→ Stated goal
Return a copy of every line in the records that includes the word "this".

→ Dataset records
* * *

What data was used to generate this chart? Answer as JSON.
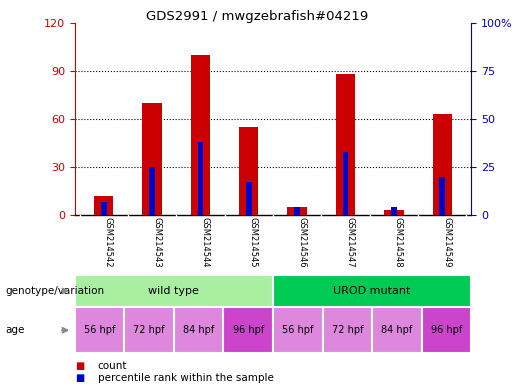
{
  "title": "GDS2991 / mwgzebrafish#04219",
  "samples": [
    "GSM214542",
    "GSM214543",
    "GSM214544",
    "GSM214545",
    "GSM214546",
    "GSM214547",
    "GSM214548",
    "GSM214549"
  ],
  "counts": [
    12,
    70,
    100,
    55,
    5,
    88,
    3,
    63
  ],
  "percentile_ranks": [
    7,
    25,
    38,
    17,
    4,
    33,
    4,
    20
  ],
  "left_ylim": [
    0,
    120
  ],
  "right_ylim": [
    0,
    100
  ],
  "left_yticks": [
    0,
    30,
    60,
    90,
    120
  ],
  "right_yticks": [
    0,
    25,
    50,
    75,
    100
  ],
  "right_yticklabels": [
    "0",
    "25",
    "50",
    "75",
    "100%"
  ],
  "left_ycolor": "#cc0000",
  "right_ycolor": "#0000cc",
  "bar_color": "#cc0000",
  "percentile_color": "#0000cc",
  "bar_width": 0.4,
  "blue_bar_width": 0.12,
  "genotype_groups": [
    {
      "label": "wild type",
      "start": 0,
      "end": 4,
      "color": "#a8f0a0"
    },
    {
      "label": "UROD mutant",
      "start": 4,
      "end": 8,
      "color": "#00cc55"
    }
  ],
  "age_labels": [
    "56 hpf",
    "72 hpf",
    "84 hpf",
    "96 hpf",
    "56 hpf",
    "72 hpf",
    "84 hpf",
    "96 hpf"
  ],
  "age_bg_normal": "#dd88dd",
  "age_bg_highlight": "#cc44cc",
  "age_highlight_indices": [
    3,
    7
  ],
  "xticklabel_area_color": "#cccccc",
  "xticklabel_separator_color": "#ffffff",
  "legend_count_color": "#cc0000",
  "legend_percentile_color": "#0000cc",
  "background_color": "#ffffff",
  "plot_bg_color": "#ffffff",
  "grid_color": "#000000",
  "grid_dotted_ticks": [
    30,
    60,
    90
  ],
  "arrow_color": "#888888",
  "label_geno": "genotype/variation",
  "label_age": "age"
}
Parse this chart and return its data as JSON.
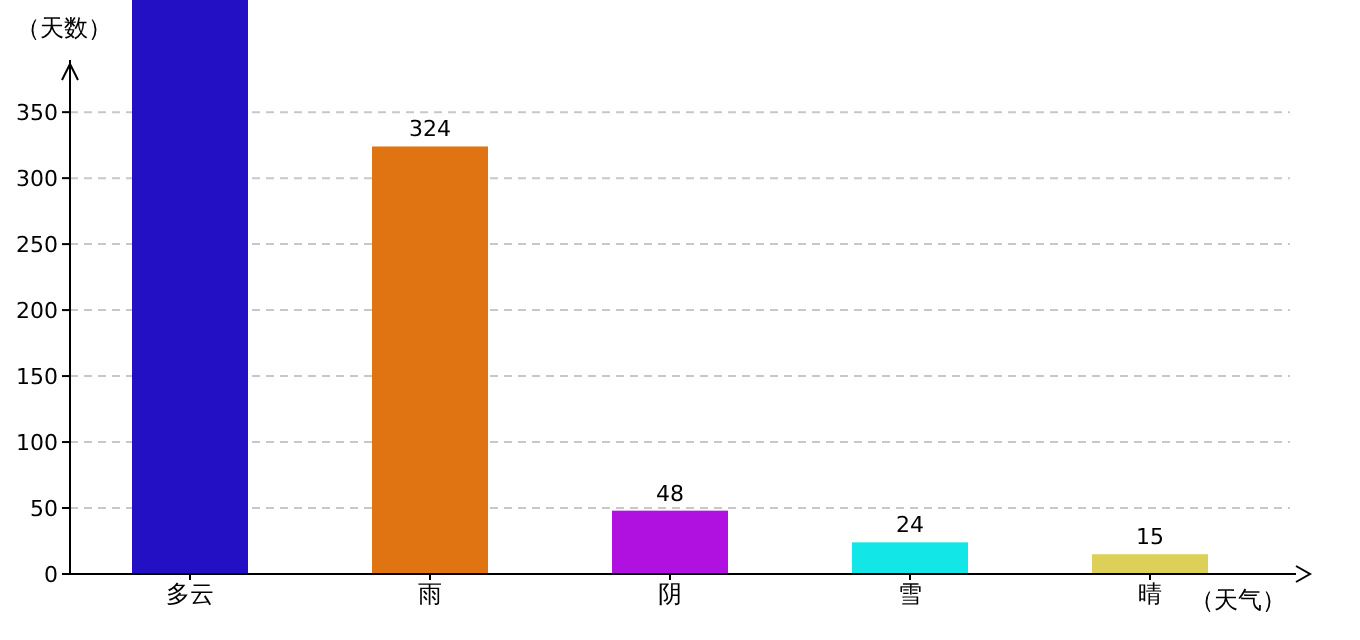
{
  "chart_data": {
    "type": "bar",
    "xlabel": "（天气）",
    "ylabel": "（天数）",
    "categories": [
      "多云",
      "雨",
      "阴",
      "雪",
      "晴"
    ],
    "values": [
      435,
      324,
      48,
      24,
      15
    ],
    "colors": [
      "#2410c4",
      "#e07412",
      "#b010e0",
      "#12e6e6",
      "#dcd058"
    ],
    "value_labels": [
      null,
      "324",
      "48",
      "24",
      "15"
    ],
    "ylim": [
      0,
      435
    ],
    "yticks": [
      0,
      50,
      100,
      150,
      200,
      250,
      300,
      350
    ],
    "grid": "y"
  }
}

* * *

→ Expected answer
What data was used to generate this chart? Answer as JSON.
Parse this chart and return its data as JSON.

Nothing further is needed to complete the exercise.